All of the records below must be output exactly, with no pictures carried over.
■ ■ ■ ■ ■ ■ ■
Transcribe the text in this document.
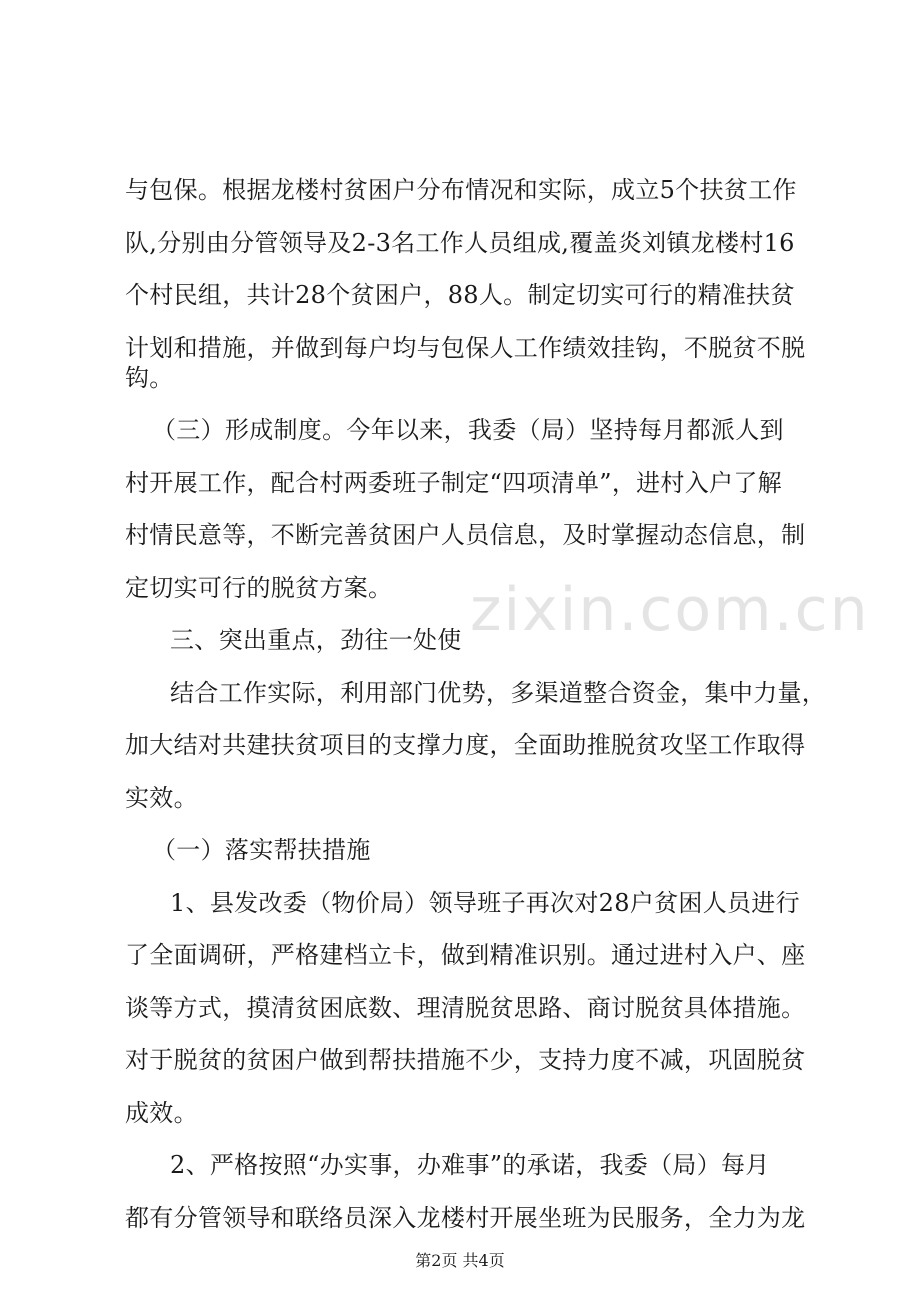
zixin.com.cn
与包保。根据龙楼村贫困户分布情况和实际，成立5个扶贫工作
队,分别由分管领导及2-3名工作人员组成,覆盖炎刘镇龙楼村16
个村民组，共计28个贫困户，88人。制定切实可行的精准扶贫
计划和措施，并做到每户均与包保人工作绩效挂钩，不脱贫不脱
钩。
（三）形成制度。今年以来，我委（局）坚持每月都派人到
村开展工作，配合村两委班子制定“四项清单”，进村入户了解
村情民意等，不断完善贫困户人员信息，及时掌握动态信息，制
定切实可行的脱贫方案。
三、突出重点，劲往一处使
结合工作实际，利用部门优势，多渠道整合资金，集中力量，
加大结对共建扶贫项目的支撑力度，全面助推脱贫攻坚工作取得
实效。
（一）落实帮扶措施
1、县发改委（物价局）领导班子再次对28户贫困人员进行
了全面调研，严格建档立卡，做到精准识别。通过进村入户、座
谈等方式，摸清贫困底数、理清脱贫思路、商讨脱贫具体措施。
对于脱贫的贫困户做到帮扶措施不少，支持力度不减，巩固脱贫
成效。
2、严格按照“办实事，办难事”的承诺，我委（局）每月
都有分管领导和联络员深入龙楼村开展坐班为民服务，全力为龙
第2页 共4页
■ ■ ■ ■ ■ ■ ■
Task solution:
Transcribe the text in this document.
zixin.com.cn
与包保。根据龙楼村贫困户分布情况和实际，成立5个扶贫工作
队,分别由分管领导及2-3名工作人员组成,覆盖炎刘镇龙楼村16
个村民组，共计28个贫困户，88人。制定切实可行的精准扶贫
计划和措施，并做到每户均与包保人工作绩效挂钩，不脱贫不脱
钩。
（三）形成制度。今年以来，我委（局）坚持每月都派人到
村开展工作，配合村两委班子制定“四项清单”，进村入户了解
村情民意等，不断完善贫困户人员信息，及时掌握动态信息，制
定切实可行的脱贫方案。
三、突出重点，劲往一处使
结合工作实际，利用部门优势，多渠道整合资金，集中力量，
加大结对共建扶贫项目的支撑力度，全面助推脱贫攻坚工作取得
实效。
（一）落实帮扶措施
1、县发改委（物价局）领导班子再次对28户贫困人员进行
了全面调研，严格建档立卡，做到精准识别。通过进村入户、座
谈等方式，摸清贫困底数、理清脱贫思路、商讨脱贫具体措施。
对于脱贫的贫困户做到帮扶措施不少，支持力度不减，巩固脱贫
成效。
2、严格按照“办实事，办难事”的承诺，我委（局）每月
都有分管领导和联络员深入龙楼村开展坐班为民服务，全力为龙
第2页 共4页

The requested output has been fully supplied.